* _What to do_:
Write out all of the records precisely. Skip anything that is a picture.

BEGIN Extracted information

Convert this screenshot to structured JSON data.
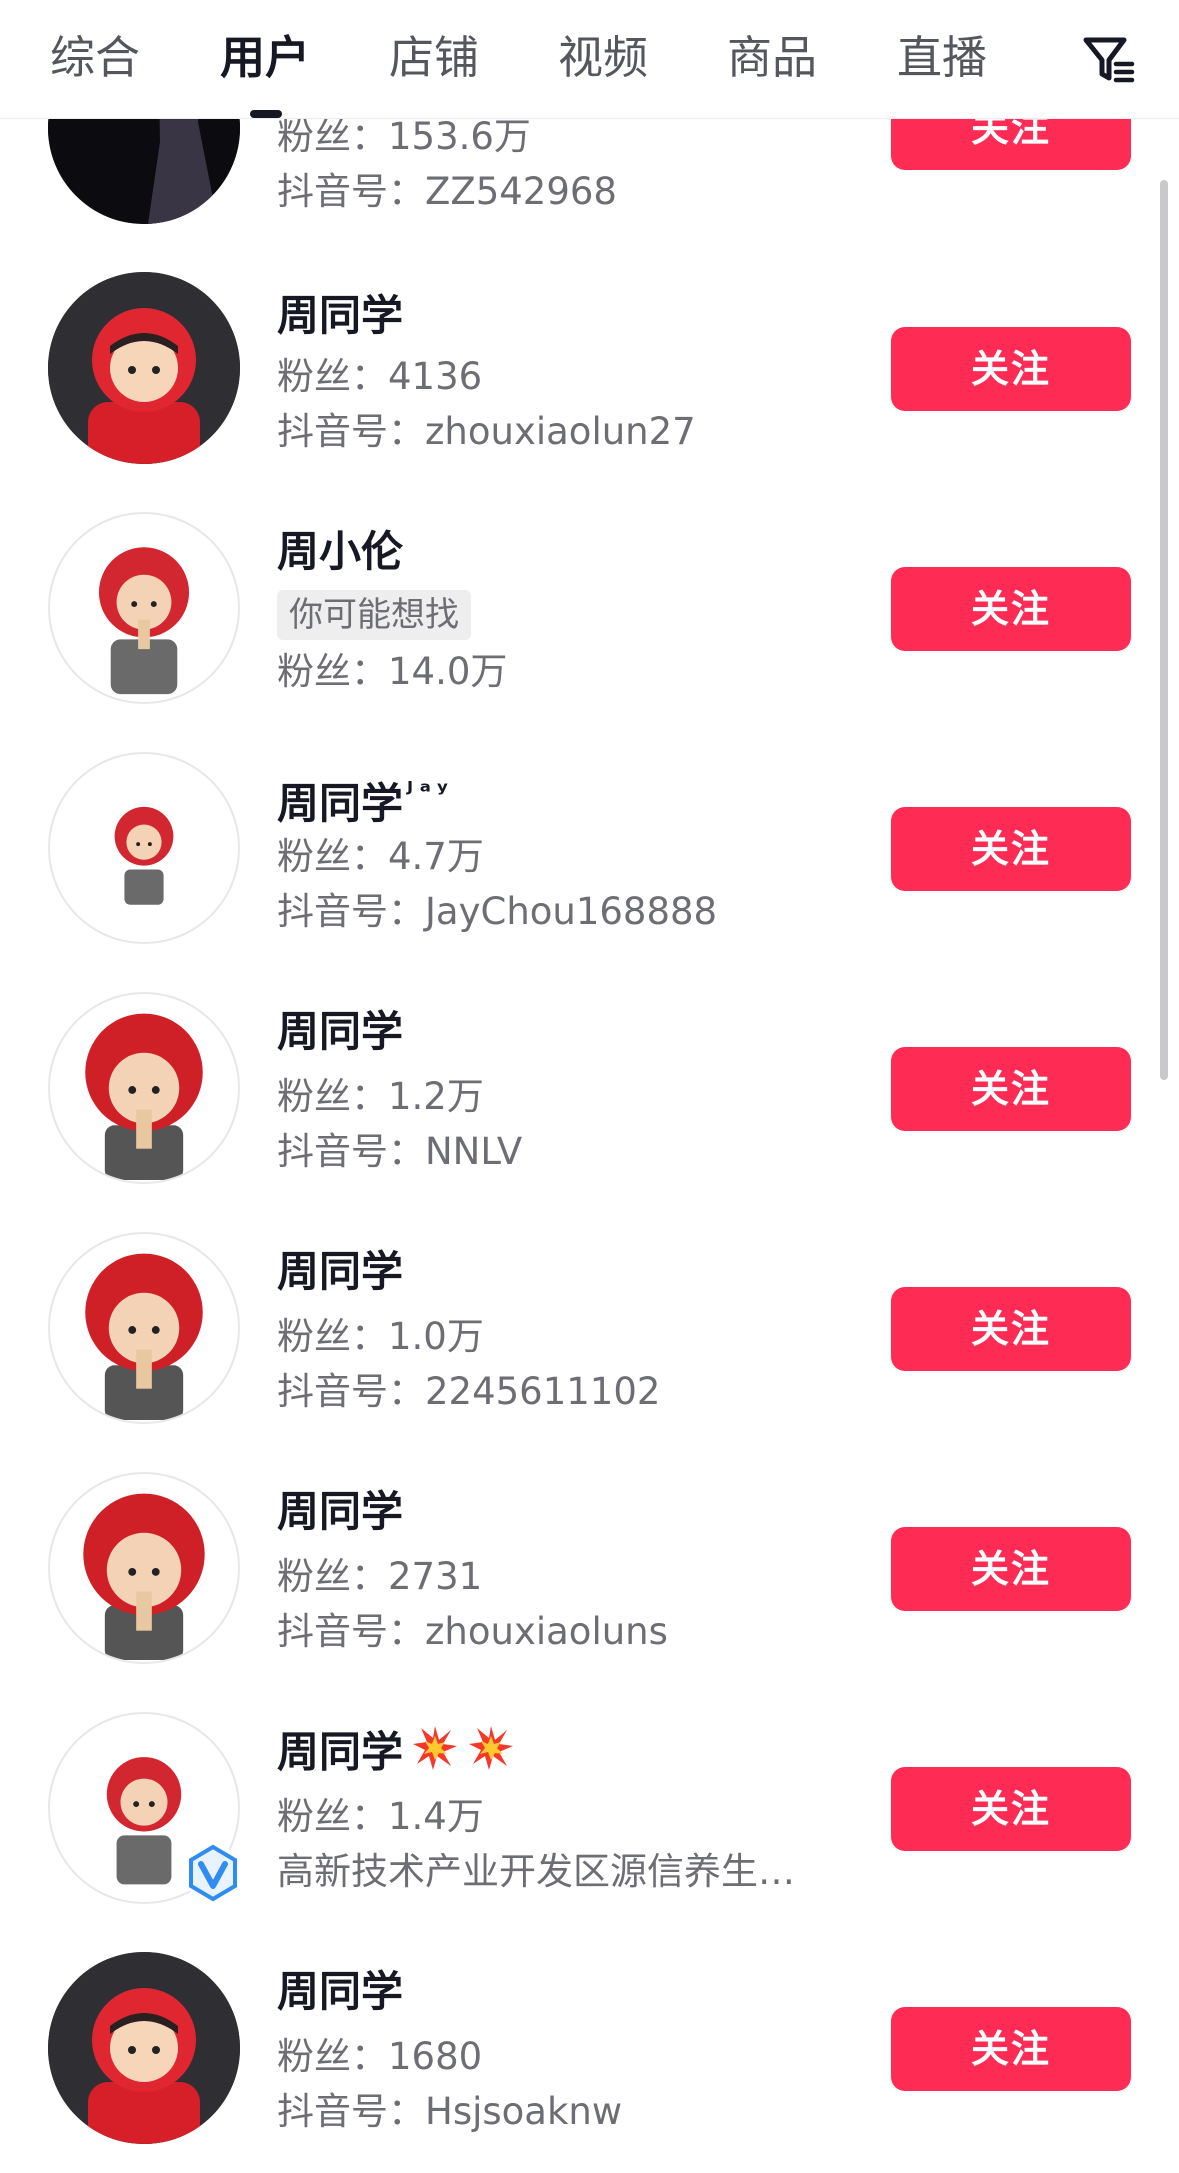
{
  "tabs": [
    {
      "label": "综合"
    },
    {
      "label": "用户"
    },
    {
      "label": "店铺"
    },
    {
      "label": "视频"
    },
    {
      "label": "商品"
    },
    {
      "label": "直播"
    }
  ],
  "active_tab": "用户",
  "labels": {
    "fans_prefix": "粉丝：",
    "id_prefix": "抖音号：",
    "follow": "关注",
    "maybe_looking_for": "你可能想找"
  },
  "users": [
    {
      "name": "",
      "fans": "153.6万",
      "id": "ZZ542968"
    },
    {
      "name": "周同学",
      "fans": "4136",
      "id": "zhouxiaolun27"
    },
    {
      "name": "周小伦",
      "hint": "你可能想找",
      "fans": "14.0万"
    },
    {
      "name": "周同学",
      "name_suffix": "ᴶᵃʸ",
      "fans": "4.7万",
      "id": "JayChou168888"
    },
    {
      "name": "周同学",
      "fans": "1.2万",
      "id": "NNLV"
    },
    {
      "name": "周同学",
      "fans": "1.0万",
      "id": "2245611102"
    },
    {
      "name": "周同学",
      "fans": "2731",
      "id": "zhouxiaoluns"
    },
    {
      "name": "周同学",
      "fans": "1.4万",
      "description": "高新技术产业开发区源信养生…",
      "verified": true
    },
    {
      "name": "周同学",
      "fans": "1680",
      "id": "Hsjsoaknw"
    }
  ],
  "icons": {
    "filter": "filter-icon",
    "verified": "verified-badge-icon",
    "emoji": "collision-emoji-icon"
  },
  "colors": {
    "follow_button": "#fe2c55",
    "primary_text": "#161823",
    "secondary_text": "#6d6e74",
    "verified_blue": "#2f8cf0"
  }
}
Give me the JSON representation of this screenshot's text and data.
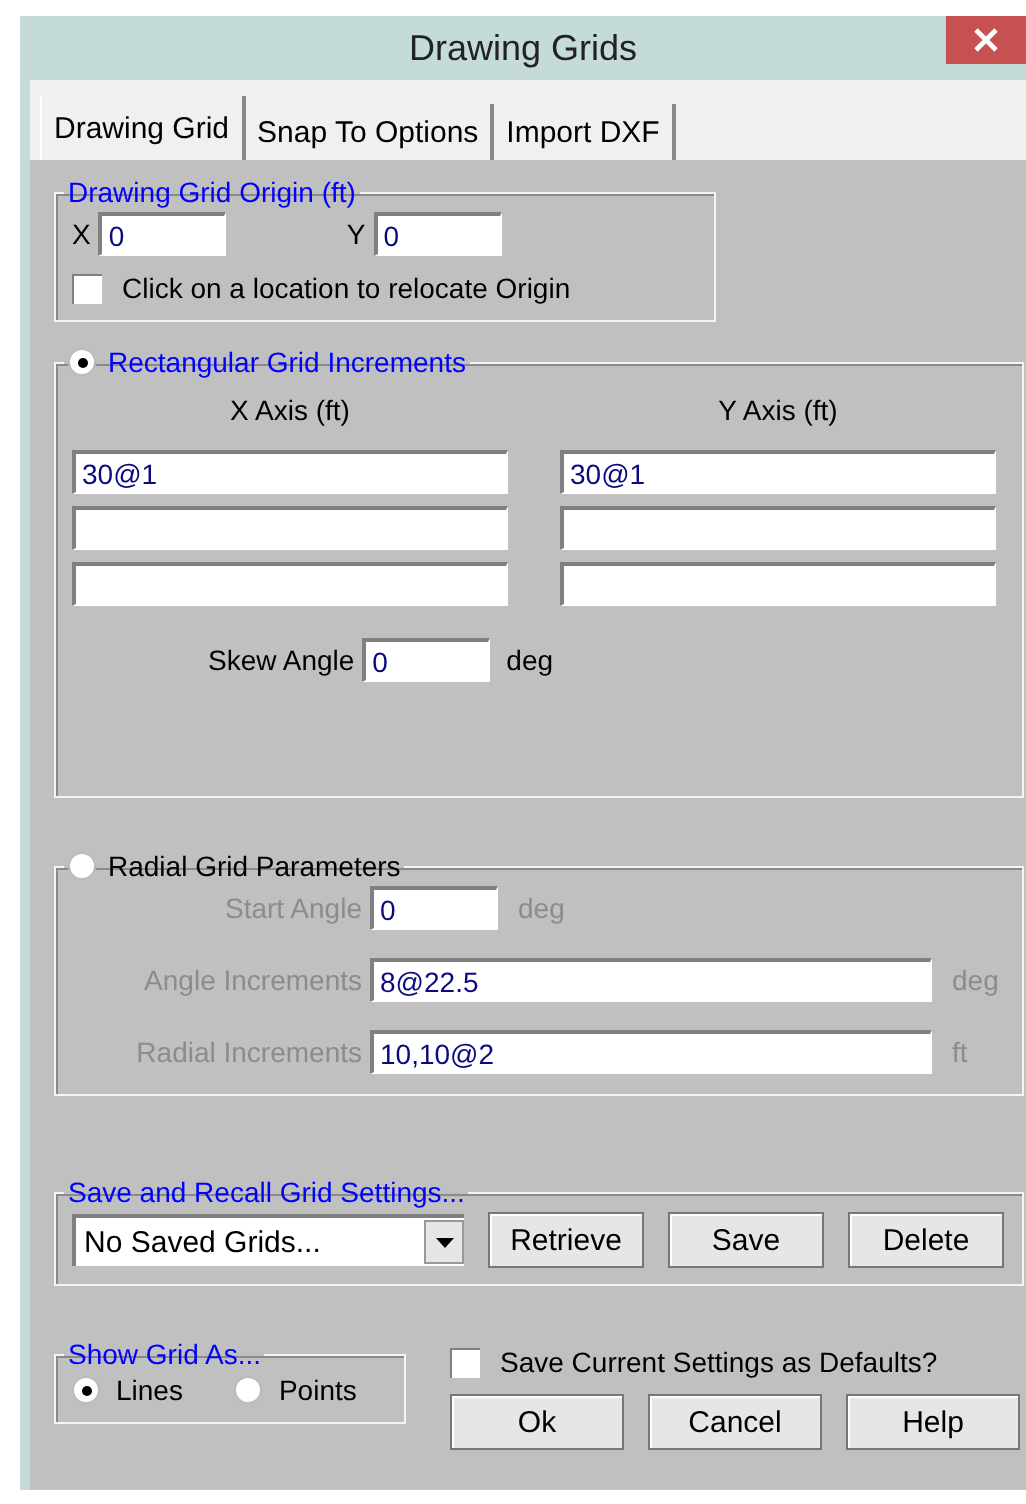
{
  "window": {
    "title": "Drawing Grids"
  },
  "tabs": [
    {
      "label": "Drawing Grid",
      "selected": true
    },
    {
      "label": "Snap To Options",
      "selected": false
    },
    {
      "label": "Import DXF",
      "selected": false
    }
  ],
  "origin": {
    "title": "Drawing Grid Origin (ft)",
    "fields": [
      {
        "label": "X",
        "value": "0"
      },
      {
        "label": "Y",
        "value": "0"
      }
    ],
    "checkbox": {
      "label": "Click on a location to relocate Origin",
      "checked": false
    }
  },
  "rectangular": {
    "label": "Rectangular Grid Increments",
    "selected": true,
    "x_axis_label": "X Axis (ft)",
    "y_axis_label": "Y Axis (ft)",
    "rows": [
      {
        "kind": "filled",
        "x_value": "30@1",
        "y_value": "30@1"
      },
      {
        "kind": "blank"
      },
      {
        "kind": "blank"
      }
    ],
    "skew": {
      "label": "Skew Angle",
      "value": "0",
      "unit": "deg"
    }
  },
  "radial": {
    "label": "Radial Grid Parameters",
    "selected": false,
    "params": [
      {
        "label": "Start Angle",
        "value": "0",
        "unit": "deg",
        "kind": "short"
      },
      {
        "label": "Angle Increments",
        "value": "8@22.5",
        "unit": "deg",
        "kind": "long"
      },
      {
        "label": "Radial Increments",
        "value": "10,10@2",
        "unit": "ft",
        "kind": "long"
      }
    ]
  },
  "saved": {
    "title": "Save and Recall Grid Settings...",
    "dropdown": {
      "value": "No Saved Grids..."
    },
    "buttons": [
      "Retrieve",
      "Save",
      "Delete"
    ]
  },
  "show_grid": {
    "title": "Show Grid As...",
    "options": [
      {
        "label": "Lines",
        "selected": true
      },
      {
        "label": "Points",
        "selected": false
      }
    ]
  },
  "defaults_checkbox": {
    "label": "Save Current Settings as Defaults?",
    "checked": false
  },
  "buttons": [
    "Ok",
    "Cancel",
    "Help"
  ]
}
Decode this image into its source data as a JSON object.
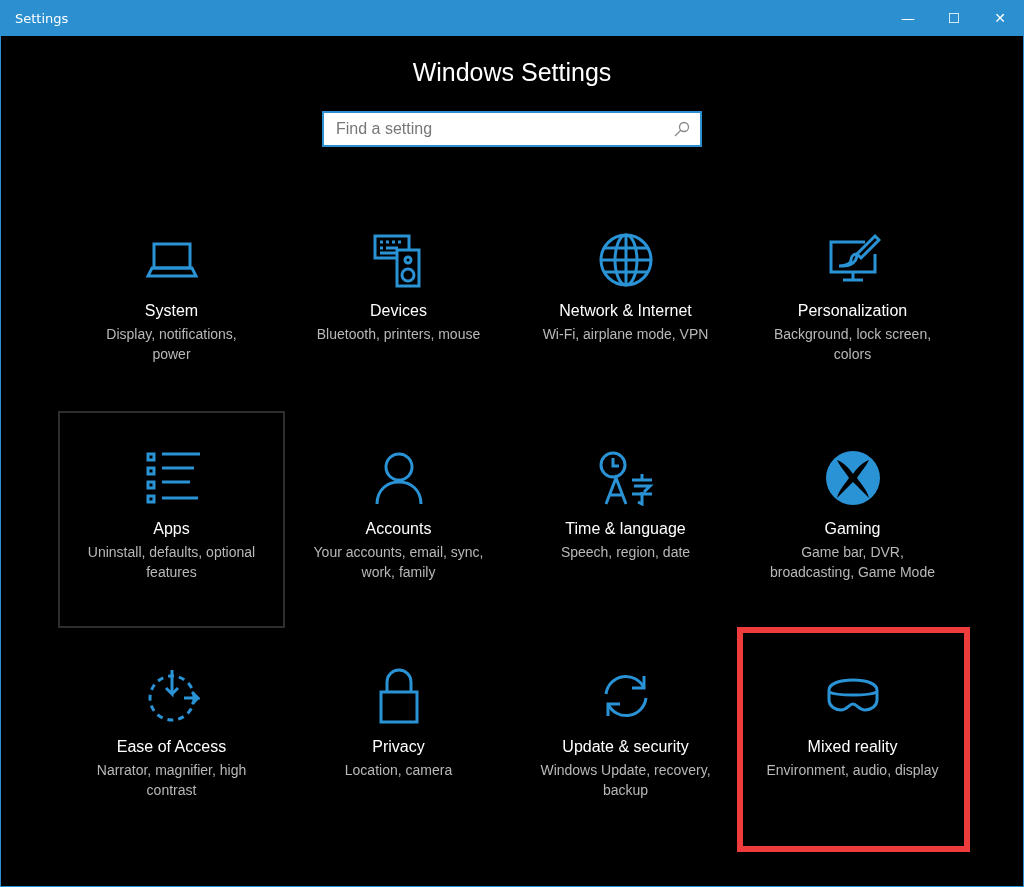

END Extracted information

* _Solution to the problem_:
Convert this screenshot to structured JSON data.
{
  "tabs": [
    {
      "label": "综合"
    },
    {
      "label": "用户"
    },
    {
      "label": "店铺"
    },
    {
      "label": "视频"
    },
    {
      "label": "商品"
    },
    {
      "label": "直播"
    }
  ],
  "active_tab": "用户",
  "labels": {
    "fans_prefix": "粉丝：",
    "id_prefix": "抖音号：",
    "follow": "关注",
    "maybe_looking_for": "你可能想找"
  },
  "users": [
    {
      "name": "",
      "fans": "153.6万",
      "id": "ZZ542968"
    },
    {
      "name": "周同学",
      "fans": "4136",
      "id": "zhouxiaolun27"
    },
    {
      "name": "周小伦",
      "hint": "你可能想找",
      "fans": "14.0万"
    },
    {
      "name": "周同学",
      "name_suffix": "ᴶᵃʸ",
      "fans": "4.7万",
      "id": "JayChou168888"
    },
    {
      "name": "周同学",
      "fans": "1.2万",
      "id": "NNLV"
    },
    {
      "name": "周同学",
      "fans": "1.0万",
      "id": "2245611102"
    },
    {
      "name": "周同学",
      "fans": "2731",
      "id": "zhouxiaoluns"
    },
    {
      "name": "周同学",
      "fans": "1.4万",
      "description": "高新技术产业开发区源信养生…",
      "verified": true
    },
    {
      "name": "周同学",
      "fans": "1680",
      "id": "Hsjsoaknw"
    }
  ],
  "icons": {
    "filter": "filter-icon",
    "verified": "verified-badge-icon",
    "emoji": "collision-emoji-icon"
  },
  "colors": {
    "follow_button": "#fe2c55",
    "primary_text": "#161823",
    "secondary_text": "#6d6e74",
    "verified_blue": "#2f8cf0"
  }
}
Give me the JSON representation of this screenshot's text and data.
{
  "window": {
    "title": "Drawing Grids"
  },
  "tabs": [
    {
      "label": "Drawing Grid",
      "selected": true
    },
    {
      "label": "Snap To Options",
      "selected": false
    },
    {
      "label": "Import DXF",
      "selected": false
    }
  ],
  "origin": {
    "title": "Drawing Grid Origin (ft)",
    "fields": [
      {
        "label": "X",
        "value": "0"
      },
      {
        "label": "Y",
        "value": "0"
      }
    ],
    "checkbox": {
      "label": "Click on a location to relocate Origin",
      "checked": false
    }
  },
  "rectangular": {
    "label": "Rectangular Grid Increments",
    "selected": true,
    "x_axis_label": "X Axis (ft)",
    "y_axis_label": "Y Axis (ft)",
    "rows": [
      {
        "kind": "filled",
        "x_value": "30@1",
        "y_value": "30@1"
      },
      {
        "kind": "blank"
      },
      {
        "kind": "blank"
      }
    ],
    "skew": {
      "label": "Skew Angle",
      "value": "0",
      "unit": "deg"
    }
  },
  "radial": {
    "label": "Radial Grid Parameters",
    "selected": false,
    "params": [
      {
        "label": "Start Angle",
        "value": "0",
        "unit": "deg",
        "kind": "short"
      },
      {
        "label": "Angle Increments",
        "value": "8@22.5",
        "unit": "deg",
        "kind": "long"
      },
      {
        "label": "Radial Increments",
        "value": "10,10@2",
        "unit": "ft",
        "kind": "long"
      }
    ]
  },
  "saved": {
    "title": "Save and Recall Grid Settings...",
    "dropdown": {
      "value": "No Saved Grids..."
    },
    "buttons": [
      "Retrieve",
      "Save",
      "Delete"
    ]
  },
  "show_grid": {
    "title": "Show Grid As...",
    "options": [
      {
        "label": "Lines",
        "selected": true
      },
      {
        "label": "Points",
        "selected": false
      }
    ]
  },
  "defaults_checkbox": {
    "label": "Save Current Settings as Defaults?",
    "checked": false
  },
  "buttons": [
    "Ok",
    "Cancel",
    "Help"
  ]
}
Decode this image into its source data as a JSON object.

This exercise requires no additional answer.